> [Collected data entries]:
• • • •

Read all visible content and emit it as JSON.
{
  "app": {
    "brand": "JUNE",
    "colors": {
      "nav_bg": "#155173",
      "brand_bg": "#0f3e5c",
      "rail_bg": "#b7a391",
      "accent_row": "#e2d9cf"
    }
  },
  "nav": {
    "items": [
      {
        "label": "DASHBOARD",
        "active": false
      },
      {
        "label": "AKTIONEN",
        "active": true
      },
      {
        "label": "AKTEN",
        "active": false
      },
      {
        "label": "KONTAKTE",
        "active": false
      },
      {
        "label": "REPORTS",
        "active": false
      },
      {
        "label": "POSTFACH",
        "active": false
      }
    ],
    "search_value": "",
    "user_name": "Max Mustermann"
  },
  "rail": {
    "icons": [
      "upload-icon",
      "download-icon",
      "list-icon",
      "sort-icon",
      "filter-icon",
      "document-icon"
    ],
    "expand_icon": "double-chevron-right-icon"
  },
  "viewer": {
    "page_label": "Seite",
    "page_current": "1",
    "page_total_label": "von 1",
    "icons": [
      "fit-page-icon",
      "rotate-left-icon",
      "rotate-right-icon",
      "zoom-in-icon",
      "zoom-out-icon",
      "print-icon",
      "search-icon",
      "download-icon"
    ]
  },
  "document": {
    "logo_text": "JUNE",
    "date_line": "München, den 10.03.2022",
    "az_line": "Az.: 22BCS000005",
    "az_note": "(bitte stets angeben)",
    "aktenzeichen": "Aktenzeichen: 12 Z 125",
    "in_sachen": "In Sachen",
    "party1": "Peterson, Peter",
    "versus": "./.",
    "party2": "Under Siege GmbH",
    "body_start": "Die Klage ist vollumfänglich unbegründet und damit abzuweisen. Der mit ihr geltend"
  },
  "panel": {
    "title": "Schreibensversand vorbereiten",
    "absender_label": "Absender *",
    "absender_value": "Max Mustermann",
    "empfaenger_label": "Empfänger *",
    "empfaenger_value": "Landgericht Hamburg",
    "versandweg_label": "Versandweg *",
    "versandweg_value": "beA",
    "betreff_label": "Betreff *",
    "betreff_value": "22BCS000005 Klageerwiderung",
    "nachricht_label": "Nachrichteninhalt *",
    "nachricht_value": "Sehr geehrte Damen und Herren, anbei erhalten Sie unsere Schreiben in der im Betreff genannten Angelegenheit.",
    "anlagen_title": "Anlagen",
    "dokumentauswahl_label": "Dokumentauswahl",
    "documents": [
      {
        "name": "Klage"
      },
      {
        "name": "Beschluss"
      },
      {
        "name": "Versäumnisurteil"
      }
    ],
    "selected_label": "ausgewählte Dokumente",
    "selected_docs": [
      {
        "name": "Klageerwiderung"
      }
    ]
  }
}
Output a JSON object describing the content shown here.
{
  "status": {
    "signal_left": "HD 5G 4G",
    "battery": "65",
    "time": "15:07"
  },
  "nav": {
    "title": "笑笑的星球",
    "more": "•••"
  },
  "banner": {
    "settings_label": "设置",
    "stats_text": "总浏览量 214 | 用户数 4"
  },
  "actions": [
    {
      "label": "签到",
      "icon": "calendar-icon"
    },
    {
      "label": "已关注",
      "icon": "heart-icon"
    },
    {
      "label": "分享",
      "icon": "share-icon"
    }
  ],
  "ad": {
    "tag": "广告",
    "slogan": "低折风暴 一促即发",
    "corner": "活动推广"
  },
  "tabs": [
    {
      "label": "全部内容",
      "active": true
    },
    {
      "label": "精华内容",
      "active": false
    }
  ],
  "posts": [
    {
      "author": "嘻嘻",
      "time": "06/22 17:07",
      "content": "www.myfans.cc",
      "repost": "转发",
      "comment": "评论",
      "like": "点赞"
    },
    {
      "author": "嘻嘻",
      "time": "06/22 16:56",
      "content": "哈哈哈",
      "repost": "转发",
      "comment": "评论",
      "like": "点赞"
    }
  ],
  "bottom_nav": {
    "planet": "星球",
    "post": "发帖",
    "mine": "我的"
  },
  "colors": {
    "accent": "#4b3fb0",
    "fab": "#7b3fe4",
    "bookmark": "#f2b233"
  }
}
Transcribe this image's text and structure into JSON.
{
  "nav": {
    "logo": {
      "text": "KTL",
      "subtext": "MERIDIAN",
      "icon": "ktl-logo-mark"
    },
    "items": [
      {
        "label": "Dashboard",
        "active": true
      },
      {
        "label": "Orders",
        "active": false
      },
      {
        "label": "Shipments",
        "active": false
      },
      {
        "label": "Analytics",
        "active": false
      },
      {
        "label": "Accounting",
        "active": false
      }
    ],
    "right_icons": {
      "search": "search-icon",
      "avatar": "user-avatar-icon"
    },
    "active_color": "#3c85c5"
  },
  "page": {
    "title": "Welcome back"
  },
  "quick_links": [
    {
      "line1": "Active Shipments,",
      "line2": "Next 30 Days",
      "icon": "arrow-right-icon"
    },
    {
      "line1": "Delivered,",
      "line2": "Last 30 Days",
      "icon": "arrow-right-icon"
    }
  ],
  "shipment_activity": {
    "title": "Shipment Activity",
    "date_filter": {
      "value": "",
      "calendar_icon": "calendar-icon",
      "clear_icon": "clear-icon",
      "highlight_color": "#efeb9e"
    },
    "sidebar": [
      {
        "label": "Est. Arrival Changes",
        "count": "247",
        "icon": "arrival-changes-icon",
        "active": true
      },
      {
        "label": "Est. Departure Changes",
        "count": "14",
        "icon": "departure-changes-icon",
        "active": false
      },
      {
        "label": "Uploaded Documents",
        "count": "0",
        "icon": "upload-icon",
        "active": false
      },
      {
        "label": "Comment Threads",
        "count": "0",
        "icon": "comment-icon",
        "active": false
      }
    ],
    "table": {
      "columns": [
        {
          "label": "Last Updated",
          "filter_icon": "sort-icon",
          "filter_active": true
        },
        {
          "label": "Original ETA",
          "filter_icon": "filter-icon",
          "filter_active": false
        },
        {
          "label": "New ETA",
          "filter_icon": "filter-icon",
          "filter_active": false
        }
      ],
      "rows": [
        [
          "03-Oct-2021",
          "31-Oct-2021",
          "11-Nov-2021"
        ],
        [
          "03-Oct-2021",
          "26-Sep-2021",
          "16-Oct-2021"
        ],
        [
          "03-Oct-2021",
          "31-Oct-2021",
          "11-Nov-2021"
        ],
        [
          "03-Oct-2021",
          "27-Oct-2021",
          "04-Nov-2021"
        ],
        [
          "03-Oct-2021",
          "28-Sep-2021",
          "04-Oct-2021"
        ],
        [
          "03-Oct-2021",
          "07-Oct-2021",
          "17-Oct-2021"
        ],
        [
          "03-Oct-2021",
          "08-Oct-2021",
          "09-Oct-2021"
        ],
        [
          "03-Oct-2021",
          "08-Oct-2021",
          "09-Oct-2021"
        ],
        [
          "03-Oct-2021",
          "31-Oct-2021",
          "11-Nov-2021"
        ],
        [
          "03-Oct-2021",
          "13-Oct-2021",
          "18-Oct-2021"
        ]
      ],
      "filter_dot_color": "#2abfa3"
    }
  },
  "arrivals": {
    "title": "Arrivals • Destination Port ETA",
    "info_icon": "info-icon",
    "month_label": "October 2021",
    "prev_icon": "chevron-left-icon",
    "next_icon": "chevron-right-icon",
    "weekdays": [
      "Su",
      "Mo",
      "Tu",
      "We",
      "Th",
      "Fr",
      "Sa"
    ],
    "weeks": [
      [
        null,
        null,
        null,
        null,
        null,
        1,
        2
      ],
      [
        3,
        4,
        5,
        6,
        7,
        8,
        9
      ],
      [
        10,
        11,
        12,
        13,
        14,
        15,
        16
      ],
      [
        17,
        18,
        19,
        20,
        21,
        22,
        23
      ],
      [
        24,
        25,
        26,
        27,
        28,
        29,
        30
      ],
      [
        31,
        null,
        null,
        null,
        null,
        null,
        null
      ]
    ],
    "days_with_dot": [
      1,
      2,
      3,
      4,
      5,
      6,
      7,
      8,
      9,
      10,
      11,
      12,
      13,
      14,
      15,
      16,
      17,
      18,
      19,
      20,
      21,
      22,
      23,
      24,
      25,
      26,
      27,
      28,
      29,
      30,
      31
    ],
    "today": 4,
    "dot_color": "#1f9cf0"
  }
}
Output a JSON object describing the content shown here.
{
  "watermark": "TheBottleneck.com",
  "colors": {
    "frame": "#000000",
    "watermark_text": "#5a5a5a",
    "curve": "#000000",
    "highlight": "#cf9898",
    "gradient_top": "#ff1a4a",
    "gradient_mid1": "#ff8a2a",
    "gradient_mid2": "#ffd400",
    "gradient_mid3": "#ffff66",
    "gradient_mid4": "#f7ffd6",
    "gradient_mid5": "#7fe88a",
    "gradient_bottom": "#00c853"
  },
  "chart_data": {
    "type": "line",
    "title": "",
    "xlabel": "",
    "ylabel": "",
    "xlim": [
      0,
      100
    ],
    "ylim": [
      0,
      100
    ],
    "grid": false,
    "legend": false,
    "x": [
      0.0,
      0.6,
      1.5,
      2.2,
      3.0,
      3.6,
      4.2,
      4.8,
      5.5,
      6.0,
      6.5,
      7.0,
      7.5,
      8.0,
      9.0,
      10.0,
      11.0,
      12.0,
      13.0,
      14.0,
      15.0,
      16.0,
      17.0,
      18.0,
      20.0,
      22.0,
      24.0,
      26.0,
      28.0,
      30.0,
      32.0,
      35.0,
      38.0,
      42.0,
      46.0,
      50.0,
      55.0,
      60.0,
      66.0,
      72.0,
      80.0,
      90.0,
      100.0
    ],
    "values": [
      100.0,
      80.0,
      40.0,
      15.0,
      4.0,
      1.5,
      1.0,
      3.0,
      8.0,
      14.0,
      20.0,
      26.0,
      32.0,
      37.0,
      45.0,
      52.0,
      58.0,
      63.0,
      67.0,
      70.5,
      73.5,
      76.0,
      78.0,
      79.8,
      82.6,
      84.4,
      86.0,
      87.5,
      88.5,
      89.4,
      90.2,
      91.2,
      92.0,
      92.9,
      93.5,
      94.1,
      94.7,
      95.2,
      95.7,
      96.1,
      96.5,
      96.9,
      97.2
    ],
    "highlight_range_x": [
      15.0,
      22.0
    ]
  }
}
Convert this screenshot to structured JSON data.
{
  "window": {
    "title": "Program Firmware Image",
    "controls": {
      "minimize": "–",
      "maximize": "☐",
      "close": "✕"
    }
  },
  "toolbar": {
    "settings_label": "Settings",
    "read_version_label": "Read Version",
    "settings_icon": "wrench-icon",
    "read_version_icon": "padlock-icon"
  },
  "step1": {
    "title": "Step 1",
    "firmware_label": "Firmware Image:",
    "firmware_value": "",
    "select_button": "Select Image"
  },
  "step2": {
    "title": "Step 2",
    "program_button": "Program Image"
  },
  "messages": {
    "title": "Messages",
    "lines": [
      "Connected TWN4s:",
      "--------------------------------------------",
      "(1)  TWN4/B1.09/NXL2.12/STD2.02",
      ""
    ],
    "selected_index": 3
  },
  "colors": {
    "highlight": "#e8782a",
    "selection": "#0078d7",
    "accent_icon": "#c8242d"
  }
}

• • • •

> [Objective]: Each line from the one containing "Convert this screenshot" to the end of the records should be echoed exactly, and no other line.

> [Solved problem]:
Convert this screenshot to structured JSON data.
{
  "window": {
    "title": "Program Firmware Image",
    "controls": {
      "minimize": "–",
      "maximize": "☐",
      "close": "✕"
    }
  },
  "toolbar": {
    "settings_label": "Settings",
    "read_version_label": "Read Version",
    "settings_icon": "wrench-icon",
    "read_version_icon": "padlock-icon"
  },
  "step1": {
    "title": "Step 1",
    "firmware_label": "Firmware Image:",
    "firmware_value": "",
    "select_button": "Select Image"
  },
  "step2": {
    "title": "Step 2",
    "program_button": "Program Image"
  },
  "messages": {
    "title": "Messages",
    "lines": [
      "Connected TWN4s:",
      "--------------------------------------------",
      "(1)  TWN4/B1.09/NXL2.12/STD2.02",
      ""
    ],
    "selected_index": 3
  },
  "colors": {
    "highlight": "#e8782a",
    "selection": "#0078d7",
    "accent_icon": "#c8242d"
  }
}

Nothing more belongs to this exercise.